▶ [YOUR TASK] Read the lines below. Copy out any that hold the string "screenshot".

** START RAW DATA **

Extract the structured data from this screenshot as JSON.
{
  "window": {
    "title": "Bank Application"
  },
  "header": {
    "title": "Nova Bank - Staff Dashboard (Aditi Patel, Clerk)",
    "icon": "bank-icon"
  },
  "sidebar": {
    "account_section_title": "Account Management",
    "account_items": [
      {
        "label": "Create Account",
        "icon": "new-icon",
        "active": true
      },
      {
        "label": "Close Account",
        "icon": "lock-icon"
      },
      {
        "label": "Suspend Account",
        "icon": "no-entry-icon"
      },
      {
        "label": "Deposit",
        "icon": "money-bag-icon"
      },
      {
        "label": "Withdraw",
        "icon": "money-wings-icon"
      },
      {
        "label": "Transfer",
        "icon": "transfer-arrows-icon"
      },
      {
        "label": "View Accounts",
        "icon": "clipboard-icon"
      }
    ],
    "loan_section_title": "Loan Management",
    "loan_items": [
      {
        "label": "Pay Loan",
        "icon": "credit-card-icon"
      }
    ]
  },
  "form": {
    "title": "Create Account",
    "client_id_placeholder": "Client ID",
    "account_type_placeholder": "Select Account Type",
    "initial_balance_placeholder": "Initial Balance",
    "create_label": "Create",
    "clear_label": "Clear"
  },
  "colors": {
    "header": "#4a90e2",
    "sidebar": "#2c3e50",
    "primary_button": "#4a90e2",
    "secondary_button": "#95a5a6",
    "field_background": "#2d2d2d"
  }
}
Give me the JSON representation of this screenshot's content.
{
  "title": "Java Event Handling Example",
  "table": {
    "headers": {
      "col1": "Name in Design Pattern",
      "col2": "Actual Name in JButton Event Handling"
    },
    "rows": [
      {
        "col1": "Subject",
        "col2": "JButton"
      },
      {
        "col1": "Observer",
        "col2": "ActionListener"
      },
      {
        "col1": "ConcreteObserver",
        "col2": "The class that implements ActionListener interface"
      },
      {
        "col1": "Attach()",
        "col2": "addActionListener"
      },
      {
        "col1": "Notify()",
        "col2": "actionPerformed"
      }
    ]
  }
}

** END RAW DATA **

▶ [SOLVED EXERCISE]
Extract the structured data from this screenshot as JSON.
Give me the JSON representation of this screenshot's content.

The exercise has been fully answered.